### Material provided
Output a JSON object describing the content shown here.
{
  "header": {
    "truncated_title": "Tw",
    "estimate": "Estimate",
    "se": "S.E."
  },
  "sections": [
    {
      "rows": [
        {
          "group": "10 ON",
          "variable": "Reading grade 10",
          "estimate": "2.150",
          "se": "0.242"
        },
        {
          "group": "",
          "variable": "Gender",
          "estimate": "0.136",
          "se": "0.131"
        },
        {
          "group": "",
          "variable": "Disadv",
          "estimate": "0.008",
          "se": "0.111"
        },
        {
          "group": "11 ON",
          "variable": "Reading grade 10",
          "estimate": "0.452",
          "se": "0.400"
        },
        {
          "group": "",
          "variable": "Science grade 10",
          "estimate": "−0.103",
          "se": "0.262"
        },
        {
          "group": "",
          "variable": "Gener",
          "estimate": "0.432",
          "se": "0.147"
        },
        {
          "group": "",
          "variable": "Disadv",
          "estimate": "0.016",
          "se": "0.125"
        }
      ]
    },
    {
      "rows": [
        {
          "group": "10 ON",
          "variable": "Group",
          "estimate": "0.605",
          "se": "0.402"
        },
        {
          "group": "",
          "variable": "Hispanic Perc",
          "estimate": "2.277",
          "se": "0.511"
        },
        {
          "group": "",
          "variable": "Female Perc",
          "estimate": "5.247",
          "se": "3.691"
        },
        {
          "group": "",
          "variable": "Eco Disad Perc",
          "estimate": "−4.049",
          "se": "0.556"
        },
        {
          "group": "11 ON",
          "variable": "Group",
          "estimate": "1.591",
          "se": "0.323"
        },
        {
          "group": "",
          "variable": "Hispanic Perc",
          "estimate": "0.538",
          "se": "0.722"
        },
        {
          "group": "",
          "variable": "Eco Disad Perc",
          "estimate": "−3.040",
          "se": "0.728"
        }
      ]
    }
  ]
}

### Stated exercise
Restate every entry word for word.

### Result below
Output a JSON object describing the content shown here.
{
  "header": {
    "truncated_title": "Tw",
    "estimate": "Estimate",
    "se": "S.E."
  },
  "sections": [
    {
      "rows": [
        {
          "group": "10 ON",
          "variable": "Reading grade 10",
          "estimate": "2.150",
          "se": "0.242"
        },
        {
          "group": "",
          "variable": "Gender",
          "estimate": "0.136",
          "se": "0.131"
        },
        {
          "group": "",
          "variable": "Disadv",
          "estimate": "0.008",
          "se": "0.111"
        },
        {
          "group": "11 ON",
          "variable": "Reading grade 10",
          "estimate": "0.452",
          "se": "0.400"
        },
        {
          "group": "",
          "variable": "Science grade 10",
          "estimate": "−0.103",
          "se": "0.262"
        },
        {
          "group": "",
          "variable": "Gener",
          "estimate": "0.432",
          "se": "0.147"
        },
        {
          "group": "",
          "variable": "Disadv",
          "estimate": "0.016",
          "se": "0.125"
        }
      ]
    },
    {
      "rows": [
        {
          "group": "10 ON",
          "variable": "Group",
          "estimate": "0.605",
          "se": "0.402"
        },
        {
          "group": "",
          "variable": "Hispanic Perc",
          "estimate": "2.277",
          "se": "0.511"
        },
        {
          "group": "",
          "variable": "Female Perc",
          "estimate": "5.247",
          "se": "3.691"
        },
        {
          "group": "",
          "variable": "Eco Disad Perc",
          "estimate": "−4.049",
          "se": "0.556"
        },
        {
          "group": "11 ON",
          "variable": "Group",
          "estimate": "1.591",
          "se": "0.323"
        },
        {
          "group": "",
          "variable": "Hispanic Perc",
          "estimate": "0.538",
          "se": "0.722"
        },
        {
          "group": "",
          "variable": "Eco Disad Perc",
          "estimate": "−3.040",
          "se": "0.728"
        }
      ]
    }
  ]
}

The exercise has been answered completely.